▶ [To be done]
Copy out all of the material, matching it word for word.

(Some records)
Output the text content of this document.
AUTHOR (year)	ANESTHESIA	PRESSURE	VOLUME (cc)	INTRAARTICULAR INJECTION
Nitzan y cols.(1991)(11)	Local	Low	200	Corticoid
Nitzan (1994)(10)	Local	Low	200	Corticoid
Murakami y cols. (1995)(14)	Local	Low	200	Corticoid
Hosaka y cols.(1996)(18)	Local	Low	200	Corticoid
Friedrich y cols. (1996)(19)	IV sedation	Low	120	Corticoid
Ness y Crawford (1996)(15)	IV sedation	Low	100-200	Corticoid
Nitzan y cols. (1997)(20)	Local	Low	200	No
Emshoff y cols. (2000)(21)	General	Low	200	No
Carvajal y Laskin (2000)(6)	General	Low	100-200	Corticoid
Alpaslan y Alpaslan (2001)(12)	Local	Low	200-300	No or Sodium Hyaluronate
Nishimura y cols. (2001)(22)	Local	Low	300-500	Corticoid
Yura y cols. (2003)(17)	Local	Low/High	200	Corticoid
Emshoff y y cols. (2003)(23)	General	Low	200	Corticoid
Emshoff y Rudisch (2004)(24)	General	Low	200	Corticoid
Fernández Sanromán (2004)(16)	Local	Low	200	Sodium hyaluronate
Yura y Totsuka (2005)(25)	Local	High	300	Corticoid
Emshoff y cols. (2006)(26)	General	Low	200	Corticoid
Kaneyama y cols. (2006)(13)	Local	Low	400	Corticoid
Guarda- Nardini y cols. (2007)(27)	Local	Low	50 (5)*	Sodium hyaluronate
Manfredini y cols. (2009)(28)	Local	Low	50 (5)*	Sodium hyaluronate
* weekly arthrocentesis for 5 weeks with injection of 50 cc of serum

▶ [Exercise output]
Output the text content of this document.
AUTHOR (year)	ANESTHESIA	PRESSURE	VOLUME (cc)	INTRAARTICULAR INJECTION
Nitzan y cols.(1991)(11)	Local	Low	200	Corticoid
Nitzan (1994)(10)	Local	Low	200	Corticoid
Murakami y cols. (1995)(14)	Local	Low	200	Corticoid
Hosaka y cols.(1996)(18)	Local	Low	200	Corticoid
Friedrich y cols. (1996)(19)	IV sedation	Low	120	Corticoid
Ness y Crawford (1996)(15)	IV sedation	Low	100-200	Corticoid
Nitzan y cols. (1997)(20)	Local	Low	200	No
Emshoff y cols. (2000)(21)	General	Low	200	No
Carvajal y Laskin (2000)(6)	General	Low	100-200	Corticoid
Alpaslan y Alpaslan (2001)(12)	Local	Low	200-300	No or Sodium Hyaluronate
Nishimura y cols. (2001)(22)	Local	Low	300-500	Corticoid
Yura y cols. (2003)(17)	Local	Low/High	200	Corticoid
Emshoff y y cols. (2003)(23)	General	Low	200	Corticoid
Emshoff y Rudisch (2004)(24)	General	Low	200	Corticoid
Fernández Sanromán (2004)(16)	Local	Low	200	Sodium hyaluronate
Yura y Totsuka (2005)(25)	Local	High	300	Corticoid
Emshoff y cols. (2006)(26)	General	Low	200	Corticoid
Kaneyama y cols. (2006)(13)	Local	Low	400	Corticoid
Guarda- Nardini y cols. (2007)(27)	Local	Low	50 (5)*	Sodium hyaluronate
Manfredini y cols. (2009)(28)	Local	Low	50 (5)*	Sodium hyaluronate
* weekly arthrocentesis for 5 weeks with injection of 50 cc of serum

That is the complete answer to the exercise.